TASK INSTRUCTIONS
Return the data exactly, with all pictures removed.

EXTRACTED ENTRIES
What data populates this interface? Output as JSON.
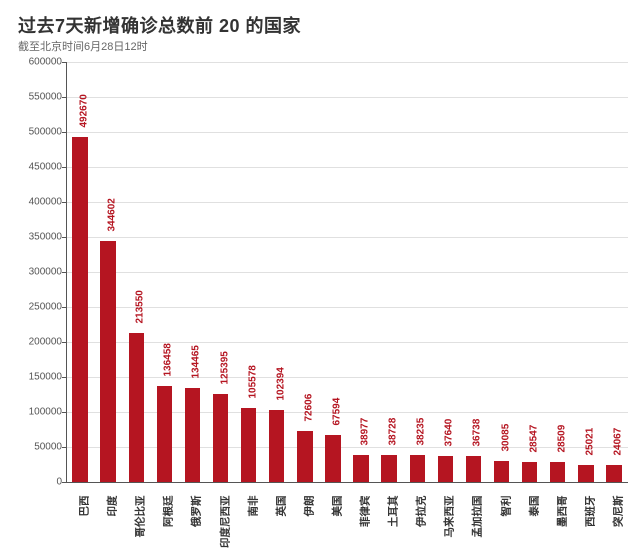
{
  "title": "过去7天新增确诊总数前 20 的国家",
  "subtitle": "截至北京时间6月28日12时",
  "chart": {
    "type": "bar",
    "background_color": "#ffffff",
    "grid_color": "#e0e0e0",
    "axis_color": "#555555",
    "bar_color": "#b51521",
    "label_color": "#b51521",
    "tick_label_color": "#555555",
    "title_fontsize": 18,
    "subtitle_fontsize": 11,
    "tick_fontsize": 10,
    "bar_label_fontsize": 10,
    "cat_label_fontsize": 10.5,
    "ylim": [
      0,
      600000
    ],
    "ytick_step": 50000,
    "yticks": [
      0,
      50000,
      100000,
      150000,
      200000,
      250000,
      300000,
      350000,
      400000,
      450000,
      500000,
      550000,
      600000
    ],
    "bar_width": 0.55,
    "categories": [
      "巴西",
      "印度",
      "哥伦比亚",
      "阿根廷",
      "俄罗斯",
      "印度尼西亚",
      "南非",
      "英国",
      "伊朗",
      "美国",
      "菲律宾",
      "土耳其",
      "伊拉克",
      "马来西亚",
      "孟加拉国",
      "智利",
      "泰国",
      "墨西哥",
      "西班牙",
      "突尼斯"
    ],
    "values": [
      492670,
      344602,
      213550,
      136458,
      134465,
      125395,
      105578,
      102394,
      72606,
      67594,
      38977,
      38728,
      38235,
      37640,
      36738,
      30085,
      28547,
      28509,
      25021,
      24067
    ]
  }
}
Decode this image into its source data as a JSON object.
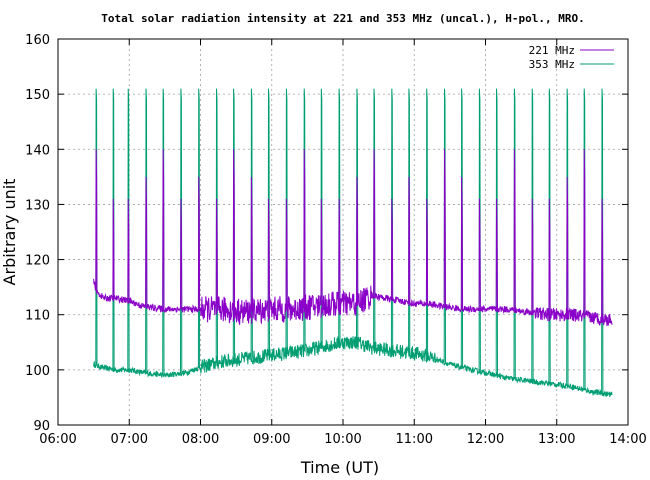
{
  "chart_data": {
    "type": "line",
    "title": "Total solar radiation intensity at 221 and 353 MHz (uncal.), H-pol., MRO.",
    "xlabel": "Time (UT)",
    "ylabel": "Arbitrary unit",
    "xlim": [
      6.0,
      14.0
    ],
    "ylim": [
      90,
      160
    ],
    "x_ticks": [
      "06:00",
      "07:00",
      "08:00",
      "09:00",
      "10:00",
      "11:00",
      "12:00",
      "13:00",
      "14:00"
    ],
    "y_ticks": [
      "90",
      "100",
      "110",
      "120",
      "130",
      "140",
      "150",
      "160"
    ],
    "grid": true,
    "legend_position": "top-right",
    "series": [
      {
        "name": "221 MHz",
        "color": "#8b00c8",
        "baseline": [
          [
            6.5,
            116
          ],
          [
            6.55,
            114
          ],
          [
            6.65,
            113
          ],
          [
            6.8,
            113
          ],
          [
            7.0,
            112.5
          ],
          [
            7.2,
            111.5
          ],
          [
            7.5,
            111
          ],
          [
            7.8,
            111
          ],
          [
            8.0,
            111
          ],
          [
            8.3,
            111
          ],
          [
            8.6,
            110.5
          ],
          [
            9.0,
            111
          ],
          [
            9.3,
            111
          ],
          [
            9.6,
            111.5
          ],
          [
            9.9,
            112
          ],
          [
            10.2,
            112
          ],
          [
            10.4,
            113.5
          ],
          [
            10.6,
            113
          ],
          [
            10.8,
            112.5
          ],
          [
            11.0,
            112
          ],
          [
            11.2,
            112
          ],
          [
            11.4,
            111.5
          ],
          [
            11.7,
            111
          ],
          [
            12.0,
            111
          ],
          [
            12.3,
            111
          ],
          [
            12.6,
            110.5
          ],
          [
            12.9,
            110
          ],
          [
            13.2,
            110
          ],
          [
            13.5,
            109.5
          ],
          [
            13.78,
            109
          ]
        ]
      },
      {
        "name": "353 MHz",
        "color": "#009e73",
        "baseline": [
          [
            6.5,
            101
          ],
          [
            6.6,
            100.5
          ],
          [
            6.8,
            100
          ],
          [
            7.0,
            100
          ],
          [
            7.2,
            99.5
          ],
          [
            7.5,
            99
          ],
          [
            7.8,
            99.5
          ],
          [
            8.0,
            100.5
          ],
          [
            8.3,
            101.5
          ],
          [
            8.6,
            102
          ],
          [
            8.9,
            102.5
          ],
          [
            9.2,
            103
          ],
          [
            9.5,
            103.5
          ],
          [
            9.8,
            104.5
          ],
          [
            10.0,
            105
          ],
          [
            10.2,
            105
          ],
          [
            10.4,
            104
          ],
          [
            10.7,
            103.5
          ],
          [
            11.0,
            103
          ],
          [
            11.2,
            102.5
          ],
          [
            11.5,
            101
          ],
          [
            11.8,
            100
          ],
          [
            12.0,
            99.5
          ],
          [
            12.3,
            98.5
          ],
          [
            12.6,
            98
          ],
          [
            12.9,
            97.5
          ],
          [
            13.2,
            97
          ],
          [
            13.5,
            96
          ],
          [
            13.78,
            95.5
          ]
        ]
      }
    ],
    "calibration_spike_times": [
      6.53,
      6.77,
      6.98,
      7.23,
      7.47,
      7.72,
      7.97,
      8.22,
      8.46,
      8.71,
      8.95,
      9.2,
      9.45,
      9.69,
      9.94,
      10.19,
      10.43,
      10.68,
      10.92,
      11.17,
      11.42,
      11.66,
      11.91,
      12.15,
      12.4,
      12.65,
      12.89,
      13.14,
      13.38,
      13.63,
      13.78
    ],
    "spike_peak_353": 151,
    "spike_peak_221": 131
  }
}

WRITTEN ANSWER
What data populates this interface? Output as JSON.
{
  "title": "过去7天新增确诊总数前 20 的国家",
  "subtitle": "截至北京时间6月28日12时",
  "chart": {
    "type": "bar",
    "background_color": "#ffffff",
    "grid_color": "#e0e0e0",
    "axis_color": "#555555",
    "bar_color": "#b51521",
    "label_color": "#b51521",
    "tick_label_color": "#555555",
    "title_fontsize": 18,
    "subtitle_fontsize": 11,
    "tick_fontsize": 10,
    "bar_label_fontsize": 10,
    "cat_label_fontsize": 10.5,
    "ylim": [
      0,
      600000
    ],
    "ytick_step": 50000,
    "yticks": [
      0,
      50000,
      100000,
      150000,
      200000,
      250000,
      300000,
      350000,
      400000,
      450000,
      500000,
      550000,
      600000
    ],
    "bar_width": 0.55,
    "categories": [
      "巴西",
      "印度",
      "哥伦比亚",
      "阿根廷",
      "俄罗斯",
      "印度尼西亚",
      "南非",
      "英国",
      "伊朗",
      "美国",
      "菲律宾",
      "土耳其",
      "伊拉克",
      "马来西亚",
      "孟加拉国",
      "智利",
      "泰国",
      "墨西哥",
      "西班牙",
      "突尼斯"
    ],
    "values": [
      492670,
      344602,
      213550,
      136458,
      134465,
      125395,
      105578,
      102394,
      72606,
      67594,
      38977,
      38728,
      38235,
      37640,
      36738,
      30085,
      28547,
      28509,
      25021,
      24067
    ]
  }
}
Decode this image into its source data as a JSON object.
{
  "chart_data": {
    "type": "line",
    "title": "Total solar radiation intensity at 221 and 353 MHz (uncal.), H-pol., MRO.",
    "xlabel": "Time (UT)",
    "ylabel": "Arbitrary unit",
    "xlim": [
      6.0,
      14.0
    ],
    "ylim": [
      90,
      160
    ],
    "x_ticks": [
      "06:00",
      "07:00",
      "08:00",
      "09:00",
      "10:00",
      "11:00",
      "12:00",
      "13:00",
      "14:00"
    ],
    "y_ticks": [
      "90",
      "100",
      "110",
      "120",
      "130",
      "140",
      "150",
      "160"
    ],
    "grid": true,
    "legend_position": "top-right",
    "series": [
      {
        "name": "221 MHz",
        "color": "#8b00c8",
        "baseline": [
          [
            6.5,
            116
          ],
          [
            6.55,
            114
          ],
          [
            6.65,
            113
          ],
          [
            6.8,
            113
          ],
          [
            7.0,
            112.5
          ],
          [
            7.2,
            111.5
          ],
          [
            7.5,
            111
          ],
          [
            7.8,
            111
          ],
          [
            8.0,
            111
          ],
          [
            8.3,
            111
          ],
          [
            8.6,
            110.5
          ],
          [
            9.0,
            111
          ],
          [
            9.3,
            111
          ],
          [
            9.6,
            111.5
          ],
          [
            9.9,
            112
          ],
          [
            10.2,
            112
          ],
          [
            10.4,
            113.5
          ],
          [
            10.6,
            113
          ],
          [
            10.8,
            112.5
          ],
          [
            11.0,
            112
          ],
          [
            11.2,
            112
          ],
          [
            11.4,
            111.5
          ],
          [
            11.7,
            111
          ],
          [
            12.0,
            111
          ],
          [
            12.3,
            111
          ],
          [
            12.6,
            110.5
          ],
          [
            12.9,
            110
          ],
          [
            13.2,
            110
          ],
          [
            13.5,
            109.5
          ],
          [
            13.78,
            109
          ]
        ]
      },
      {
        "name": "353 MHz",
        "color": "#009e73",
        "baseline": [
          [
            6.5,
            101
          ],
          [
            6.6,
            100.5
          ],
          [
            6.8,
            100
          ],
          [
            7.0,
            100
          ],
          [
            7.2,
            99.5
          ],
          [
            7.5,
            99
          ],
          [
            7.8,
            99.5
          ],
          [
            8.0,
            100.5
          ],
          [
            8.3,
            101.5
          ],
          [
            8.6,
            102
          ],
          [
            8.9,
            102.5
          ],
          [
            9.2,
            103
          ],
          [
            9.5,
            103.5
          ],
          [
            9.8,
            104.5
          ],
          [
            10.0,
            105
          ],
          [
            10.2,
            105
          ],
          [
            10.4,
            104
          ],
          [
            10.7,
            103.5
          ],
          [
            11.0,
            103
          ],
          [
            11.2,
            102.5
          ],
          [
            11.5,
            101
          ],
          [
            11.8,
            100
          ],
          [
            12.0,
            99.5
          ],
          [
            12.3,
            98.5
          ],
          [
            12.6,
            98
          ],
          [
            12.9,
            97.5
          ],
          [
            13.2,
            97
          ],
          [
            13.5,
            96
          ],
          [
            13.78,
            95.5
          ]
        ]
      }
    ],
    "calibration_spike_times": [
      6.53,
      6.77,
      6.98,
      7.23,
      7.47,
      7.72,
      7.97,
      8.22,
      8.46,
      8.71,
      8.95,
      9.2,
      9.45,
      9.69,
      9.94,
      10.19,
      10.43,
      10.68,
      10.92,
      11.17,
      11.42,
      11.66,
      11.91,
      12.15,
      12.4,
      12.65,
      12.89,
      13.14,
      13.38,
      13.63,
      13.78
    ],
    "spike_peak_353": 151,
    "spike_peak_221": 131
  }
}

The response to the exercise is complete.